### The problem
Print the entries verbatim, leaving out the images they contain.

A run of records:
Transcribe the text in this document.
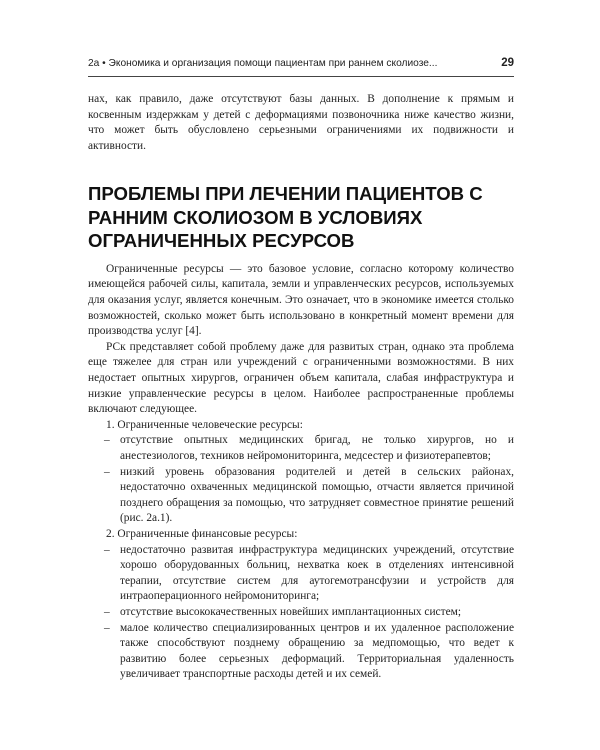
2а • Экономика и организация помощи пациентам при раннем сколиозе...	29

нах, как правило, даже отсутствуют базы данных. В дополнение к прямым и косвенным издержкам у детей с деформациями позвоночника ниже качество жизни, что может быть обусловлено серьезными ограничениями их подвижности и активности.

ПРОБЛЕМЫ ПРИ ЛЕЧЕНИИ ПАЦИЕНТОВ С РАННИМ СКОЛИОЗОМ В УСЛОВИЯХ ОГРАНИЧЕННЫХ РЕСУРСОВ

Ограниченные ресурсы — это базовое условие, согласно которому количество имеющейся рабочей силы, капитала, земли и управленческих ресурсов, используемых для оказания услуг, является конечным. Это означает, что в экономике имеется столько возможностей, сколько может быть использовано в конкретный момент времени для производства услуг [4].

РСк представляет собой проблему даже для развитых стран, однако эта проблема еще тяжелее для стран или учреждений с ограниченными возможностями. В них недостает опытных хирургов, ограничен объем капитала, слабая инфраструктура и низкие управленческие ресурсы в целом. Наиболее распространенные проблемы включают следующее.

1. Ограниченные человеческие ресурсы:

– отсутствие опытных медицинских бригад, не только хирургов, но и анестезиологов, техников нейромониторинга, медсестер и физиотерапевтов;
– низкий уровень образования родителей и детей в сельских районах, недостаточно охваченных медицинской помощью, отчасти является причиной позднего обращения за помощью, что затрудняет совместное принятие решений (рис. 2а.1).

2. Ограниченные финансовые ресурсы:

– недостаточно развитая инфраструктура медицинских учреждений, отсутствие хорошо оборудованных больниц, нехватка коек в отделениях интенсивной терапии, отсутствие систем для аутогемотрансфузии и устройств для интраоперационного нейромониторинга;
– отсутствие высококачественных новейших имплантационных систем;
– малое количество специализированных центров и их удаленное расположение также способствуют позднему обращению за медпомощью, что ведет к развитию более серьезных деформаций. Территориальная удаленность увеличивает транспортные расходы детей и их семей.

### Result for this exercise
Transcribe the text in this document.
2а • Экономика и организация помощи пациентам при раннем сколиозе...	29

нах, как правило, даже отсутствуют базы данных. В дополнение к прямым и косвенным издержкам у детей с деформациями позвоночника ниже качество жизни, что может быть обусловлено серьезными ограничениями их подвижности и активности.

ПРОБЛЕМЫ ПРИ ЛЕЧЕНИИ ПАЦИЕНТОВ С РАННИМ СКОЛИОЗОМ В УСЛОВИЯХ ОГРАНИЧЕННЫХ РЕСУРСОВ

Ограниченные ресурсы — это базовое условие, согласно которому количество имеющейся рабочей силы, капитала, земли и управленческих ресурсов, используемых для оказания услуг, является конечным. Это означает, что в экономике имеется столько возможностей, сколько может быть использовано в конкретный момент времени для производства услуг [4].

РСк представляет собой проблему даже для развитых стран, однако эта проблема еще тяжелее для стран или учреждений с ограниченными возможностями. В них недостает опытных хирургов, ограничен объем капитала, слабая инфраструктура и низкие управленческие ресурсы в целом. Наиболее распространенные проблемы включают следующее.

1. Ограниченные человеческие ресурсы:

– отсутствие опытных медицинских бригад, не только хирургов, но и анестезиологов, техников нейромониторинга, медсестер и физиотерапевтов;
– низкий уровень образования родителей и детей в сельских районах, недостаточно охваченных медицинской помощью, отчасти является причиной позднего обращения за помощью, что затрудняет совместное принятие решений (рис. 2а.1).

2. Ограниченные финансовые ресурсы:

– недостаточно развитая инфраструктура медицинских учреждений, отсутствие хорошо оборудованных больниц, нехватка коек в отделениях интенсивной терапии, отсутствие систем для аутогемотрансфузии и устройств для интраоперационного нейромониторинга;
– отсутствие высококачественных новейших имплантационных систем;
– малое количество специализированных центров и их удаленное расположение также способствуют позднему обращению за медпомощью, что ведет к развитию более серьезных деформаций. Территориальная удаленность увеличивает транспортные расходы детей и их семей.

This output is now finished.